* BEGIN *

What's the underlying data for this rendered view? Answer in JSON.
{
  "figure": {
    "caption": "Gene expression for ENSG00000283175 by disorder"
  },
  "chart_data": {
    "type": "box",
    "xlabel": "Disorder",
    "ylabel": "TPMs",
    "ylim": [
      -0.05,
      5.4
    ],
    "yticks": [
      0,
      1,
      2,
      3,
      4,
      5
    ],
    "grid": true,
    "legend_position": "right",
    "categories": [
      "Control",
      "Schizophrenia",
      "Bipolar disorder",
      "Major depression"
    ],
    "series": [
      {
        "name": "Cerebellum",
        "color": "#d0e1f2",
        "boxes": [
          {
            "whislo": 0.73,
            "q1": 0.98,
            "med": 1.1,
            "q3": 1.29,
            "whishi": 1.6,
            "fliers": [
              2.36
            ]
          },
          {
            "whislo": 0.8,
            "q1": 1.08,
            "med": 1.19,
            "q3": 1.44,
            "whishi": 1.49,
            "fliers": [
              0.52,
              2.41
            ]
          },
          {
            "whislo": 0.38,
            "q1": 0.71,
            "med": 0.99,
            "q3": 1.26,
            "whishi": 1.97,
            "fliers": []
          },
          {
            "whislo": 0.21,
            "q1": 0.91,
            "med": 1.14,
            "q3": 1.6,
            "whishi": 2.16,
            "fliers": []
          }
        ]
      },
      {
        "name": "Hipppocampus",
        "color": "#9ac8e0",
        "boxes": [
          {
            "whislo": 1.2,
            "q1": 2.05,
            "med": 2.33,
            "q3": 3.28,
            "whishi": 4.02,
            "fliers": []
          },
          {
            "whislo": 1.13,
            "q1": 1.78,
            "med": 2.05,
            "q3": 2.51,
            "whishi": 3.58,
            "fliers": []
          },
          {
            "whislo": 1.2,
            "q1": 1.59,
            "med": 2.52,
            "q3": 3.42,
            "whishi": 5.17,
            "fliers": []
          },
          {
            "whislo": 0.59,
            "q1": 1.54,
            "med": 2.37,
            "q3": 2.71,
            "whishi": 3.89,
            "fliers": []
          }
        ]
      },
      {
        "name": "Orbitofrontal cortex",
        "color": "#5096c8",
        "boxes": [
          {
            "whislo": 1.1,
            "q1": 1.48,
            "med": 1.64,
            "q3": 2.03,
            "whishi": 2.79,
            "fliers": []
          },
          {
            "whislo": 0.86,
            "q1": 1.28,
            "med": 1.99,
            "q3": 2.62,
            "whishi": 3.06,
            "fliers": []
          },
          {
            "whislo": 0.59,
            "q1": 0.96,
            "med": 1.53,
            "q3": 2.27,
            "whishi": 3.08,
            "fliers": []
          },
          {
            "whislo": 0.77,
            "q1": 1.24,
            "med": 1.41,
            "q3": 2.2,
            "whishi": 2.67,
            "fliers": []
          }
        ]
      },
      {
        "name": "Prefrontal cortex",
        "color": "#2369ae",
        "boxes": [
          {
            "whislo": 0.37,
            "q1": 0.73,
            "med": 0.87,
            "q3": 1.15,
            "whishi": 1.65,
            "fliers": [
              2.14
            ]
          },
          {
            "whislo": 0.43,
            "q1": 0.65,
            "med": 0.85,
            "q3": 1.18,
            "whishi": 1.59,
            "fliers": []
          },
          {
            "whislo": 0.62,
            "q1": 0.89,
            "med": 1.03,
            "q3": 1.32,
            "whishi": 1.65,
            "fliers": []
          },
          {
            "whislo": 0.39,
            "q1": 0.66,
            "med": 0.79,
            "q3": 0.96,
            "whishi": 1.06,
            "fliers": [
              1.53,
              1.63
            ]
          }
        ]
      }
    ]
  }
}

* END *

- Required work
Copy out the whole listing exactly as written.

- The answer
What's the underlying data for this rendered view? Answer in JSON.
{
  "figure": {
    "caption": "Gene expression for ENSG00000283175 by disorder"
  },
  "chart_data": {
    "type": "box",
    "xlabel": "Disorder",
    "ylabel": "TPMs",
    "ylim": [
      -0.05,
      5.4
    ],
    "yticks": [
      0,
      1,
      2,
      3,
      4,
      5
    ],
    "grid": true,
    "legend_position": "right",
    "categories": [
      "Control",
      "Schizophrenia",
      "Bipolar disorder",
      "Major depression"
    ],
    "series": [
      {
        "name": "Cerebellum",
        "color": "#d0e1f2",
        "boxes": [
          {
            "whislo": 0.73,
            "q1": 0.98,
            "med": 1.1,
            "q3": 1.29,
            "whishi": 1.6,
            "fliers": [
              2.36
            ]
          },
          {
            "whislo": 0.8,
            "q1": 1.08,
            "med": 1.19,
            "q3": 1.44,
            "whishi": 1.49,
            "fliers": [
              0.52,
              2.41
            ]
          },
          {
            "whislo": 0.38,
            "q1": 0.71,
            "med": 0.99,
            "q3": 1.26,
            "whishi": 1.97,
            "fliers": []
          },
          {
            "whislo": 0.21,
            "q1": 0.91,
            "med": 1.14,
            "q3": 1.6,
            "whishi": 2.16,
            "fliers": []
          }
        ]
      },
      {
        "name": "Hipppocampus",
        "color": "#9ac8e0",
        "boxes": [
          {
            "whislo": 1.2,
            "q1": 2.05,
            "med": 2.33,
            "q3": 3.28,
            "whishi": 4.02,
            "fliers": []
          },
          {
            "whislo": 1.13,
            "q1": 1.78,
            "med": 2.05,
            "q3": 2.51,
            "whishi": 3.58,
            "fliers": []
          },
          {
            "whislo": 1.2,
            "q1": 1.59,
            "med": 2.52,
            "q3": 3.42,
            "whishi": 5.17,
            "fliers": []
          },
          {
            "whislo": 0.59,
            "q1": 1.54,
            "med": 2.37,
            "q3": 2.71,
            "whishi": 3.89,
            "fliers": []
          }
        ]
      },
      {
        "name": "Orbitofrontal cortex",
        "color": "#5096c8",
        "boxes": [
          {
            "whislo": 1.1,
            "q1": 1.48,
            "med": 1.64,
            "q3": 2.03,
            "whishi": 2.79,
            "fliers": []
          },
          {
            "whislo": 0.86,
            "q1": 1.28,
            "med": 1.99,
            "q3": 2.62,
            "whishi": 3.06,
            "fliers": []
          },
          {
            "whislo": 0.59,
            "q1": 0.96,
            "med": 1.53,
            "q3": 2.27,
            "whishi": 3.08,
            "fliers": []
          },
          {
            "whislo": 0.77,
            "q1": 1.24,
            "med": 1.41,
            "q3": 2.2,
            "whishi": 2.67,
            "fliers": []
          }
        ]
      },
      {
        "name": "Prefrontal cortex",
        "color": "#2369ae",
        "boxes": [
          {
            "whislo": 0.37,
            "q1": 0.73,
            "med": 0.87,
            "q3": 1.15,
            "whishi": 1.65,
            "fliers": [
              2.14
            ]
          },
          {
            "whislo": 0.43,
            "q1": 0.65,
            "med": 0.85,
            "q3": 1.18,
            "whishi": 1.59,
            "fliers": []
          },
          {
            "whislo": 0.62,
            "q1": 0.89,
            "med": 1.03,
            "q3": 1.32,
            "whishi": 1.65,
            "fliers": []
          },
          {
            "whislo": 0.39,
            "q1": 0.66,
            "med": 0.79,
            "q3": 0.96,
            "whishi": 1.06,
            "fliers": [
              1.53,
              1.63
            ]
          }
        ]
      }
    ]
  }
}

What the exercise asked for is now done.